* _Task to carry out_: Separate out the lines that hold "rokov".

# # # # # # #

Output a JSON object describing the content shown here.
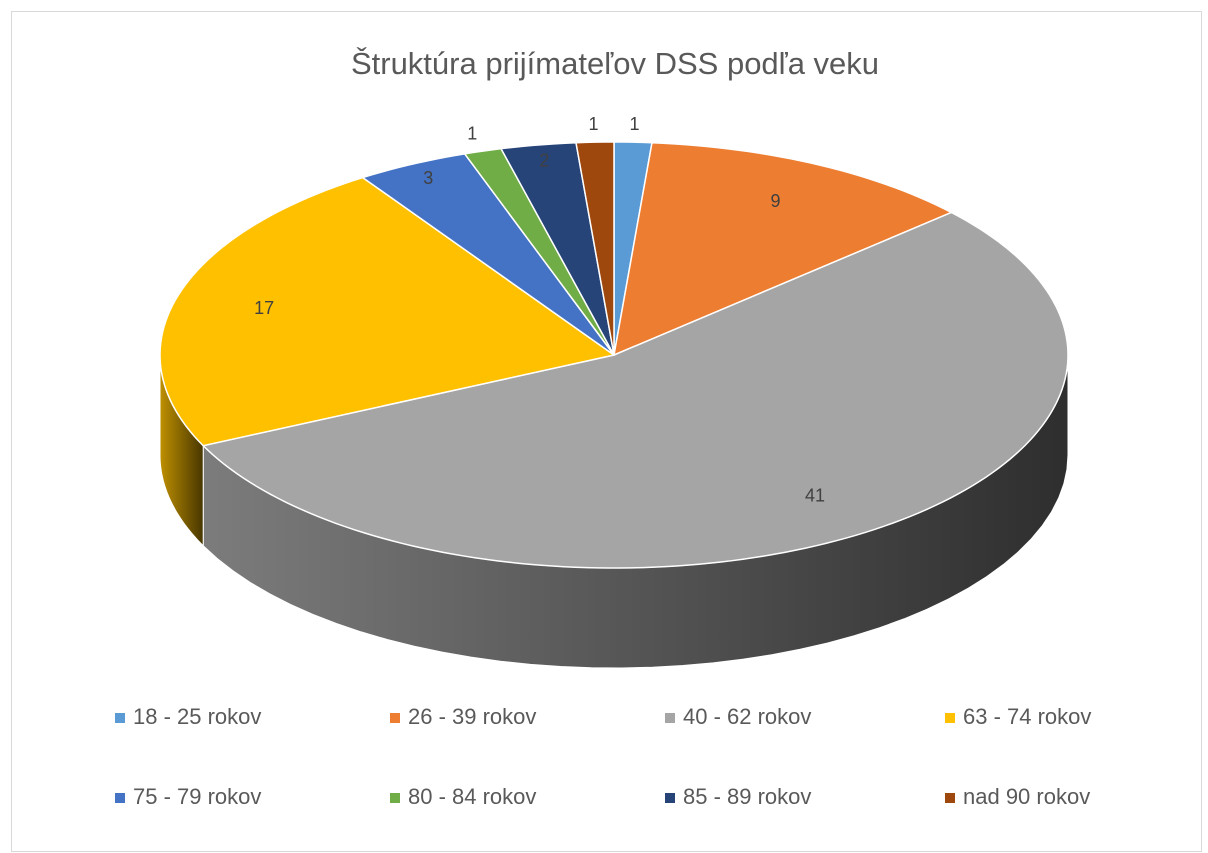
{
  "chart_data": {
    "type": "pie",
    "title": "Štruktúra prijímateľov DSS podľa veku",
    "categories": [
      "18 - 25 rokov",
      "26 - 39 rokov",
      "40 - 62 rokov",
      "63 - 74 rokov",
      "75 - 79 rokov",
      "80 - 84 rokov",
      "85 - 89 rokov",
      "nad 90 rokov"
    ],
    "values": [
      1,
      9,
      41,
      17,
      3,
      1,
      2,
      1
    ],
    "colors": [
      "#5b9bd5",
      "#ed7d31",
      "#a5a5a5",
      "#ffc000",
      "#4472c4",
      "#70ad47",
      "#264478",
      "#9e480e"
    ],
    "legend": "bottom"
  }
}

# # # # # # #

* _Written response_:
      "18 - 25 rokov",
      "26 - 39 rokov",
      "40 - 62 rokov",
      "63 - 74 rokov",
      "75 - 79 rokov",
      "80 - 84 rokov",
      "85 - 89 rokov",
      "nad 90 rokov"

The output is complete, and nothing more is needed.